◆ Consigne ◆
Relevez tous les verbes pronominaux conjugués à la première personne du singulier dans l'extrait ci-dessous.

◆ Extrait du texte ◆
Voeu pieux
Chers lecteurs, la vie est courte et il me pèse de plus en plus de la remplir de vide pour faire semblant de ne pas la voir passer. Je réfléchis à ce que je
pourrais faire et il me semble qu'écrire est encore ce qui est le plus à ma portée et, malgré que vous en ayez peu l'exemple ici, c'est ce que je sais le mieux faire, à un humble niveau.
Tout le problème est de savoir quoi. Le problème tient moins à un manque d'inspiration, lequel peut se résoudre avec un peu d'effort, mais surtout à un manque total d'autonomie... Bien sûr, comme
tout le monde, j'ai besoin de reconnaissance, mais je doute que tout le monde soit, à ce point habité par le spectacle à donner de soi, ce show quasi permanent de moi-même qui hante le moindre de
mes actes. Le moindre, peut-être pas, car il arrive que je m'oublie, heureusement et pas seulement dans l'abrutissement, mais tous les actes où je me vois, m'imagine, me rêve face à l'autre dans
l'attente éperdue d'une reconnaissance émerveillée...

◆ Données extraites ◆
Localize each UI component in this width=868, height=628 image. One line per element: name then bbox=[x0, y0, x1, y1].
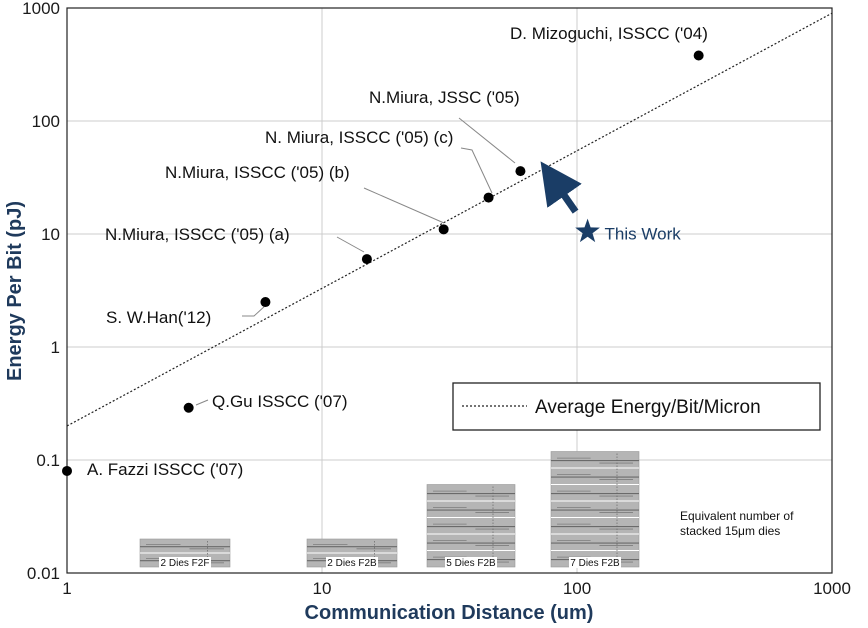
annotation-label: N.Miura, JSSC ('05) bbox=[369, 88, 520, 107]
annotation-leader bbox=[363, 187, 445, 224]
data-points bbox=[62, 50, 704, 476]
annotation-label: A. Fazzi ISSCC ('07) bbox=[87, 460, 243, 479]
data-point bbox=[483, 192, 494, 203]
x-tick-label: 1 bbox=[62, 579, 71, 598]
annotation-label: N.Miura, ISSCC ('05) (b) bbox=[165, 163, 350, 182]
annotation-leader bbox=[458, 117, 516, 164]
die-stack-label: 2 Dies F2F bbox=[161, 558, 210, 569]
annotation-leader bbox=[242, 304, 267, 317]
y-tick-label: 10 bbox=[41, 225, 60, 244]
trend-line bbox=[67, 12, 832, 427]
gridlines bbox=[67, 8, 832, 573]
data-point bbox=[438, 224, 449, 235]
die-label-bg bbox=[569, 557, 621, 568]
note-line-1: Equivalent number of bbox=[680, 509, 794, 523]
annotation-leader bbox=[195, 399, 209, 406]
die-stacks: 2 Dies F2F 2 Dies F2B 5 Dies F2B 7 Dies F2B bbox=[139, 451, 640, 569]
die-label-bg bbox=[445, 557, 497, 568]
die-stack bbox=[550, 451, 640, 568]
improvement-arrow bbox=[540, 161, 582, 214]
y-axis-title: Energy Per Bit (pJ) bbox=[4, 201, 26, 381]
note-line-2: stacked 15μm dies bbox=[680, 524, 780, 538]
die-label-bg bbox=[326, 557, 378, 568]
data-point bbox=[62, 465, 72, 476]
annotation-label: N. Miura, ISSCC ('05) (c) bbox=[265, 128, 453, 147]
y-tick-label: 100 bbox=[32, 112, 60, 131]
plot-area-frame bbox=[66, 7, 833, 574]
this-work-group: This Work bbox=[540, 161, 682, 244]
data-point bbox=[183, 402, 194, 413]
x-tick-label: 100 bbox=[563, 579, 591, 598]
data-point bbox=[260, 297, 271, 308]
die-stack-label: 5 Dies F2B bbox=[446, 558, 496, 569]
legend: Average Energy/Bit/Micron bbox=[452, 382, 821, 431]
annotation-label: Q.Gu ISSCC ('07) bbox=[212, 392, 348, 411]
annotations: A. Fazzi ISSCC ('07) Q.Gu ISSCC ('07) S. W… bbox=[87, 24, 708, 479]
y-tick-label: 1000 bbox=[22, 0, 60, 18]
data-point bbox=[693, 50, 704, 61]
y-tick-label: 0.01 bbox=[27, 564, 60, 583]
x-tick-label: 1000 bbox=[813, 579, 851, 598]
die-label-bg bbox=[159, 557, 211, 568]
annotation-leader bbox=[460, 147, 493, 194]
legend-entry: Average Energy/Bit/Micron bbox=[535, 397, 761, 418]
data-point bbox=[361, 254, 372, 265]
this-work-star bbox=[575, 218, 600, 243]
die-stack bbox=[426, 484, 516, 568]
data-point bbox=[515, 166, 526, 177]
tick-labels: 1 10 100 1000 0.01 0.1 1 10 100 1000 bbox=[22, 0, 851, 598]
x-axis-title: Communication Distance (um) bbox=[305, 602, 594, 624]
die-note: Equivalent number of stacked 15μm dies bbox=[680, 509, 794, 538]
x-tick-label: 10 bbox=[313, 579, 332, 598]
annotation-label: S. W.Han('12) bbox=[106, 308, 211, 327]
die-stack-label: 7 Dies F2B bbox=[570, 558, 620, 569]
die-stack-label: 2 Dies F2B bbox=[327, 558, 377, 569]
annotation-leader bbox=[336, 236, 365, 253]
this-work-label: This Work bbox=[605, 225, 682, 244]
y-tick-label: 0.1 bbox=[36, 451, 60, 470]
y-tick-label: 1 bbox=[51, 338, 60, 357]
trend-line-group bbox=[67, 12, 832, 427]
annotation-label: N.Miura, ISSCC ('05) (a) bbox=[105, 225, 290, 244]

◆ Résultat attendu ◆
je m'oublie, je me vois, m'imagine, me rêve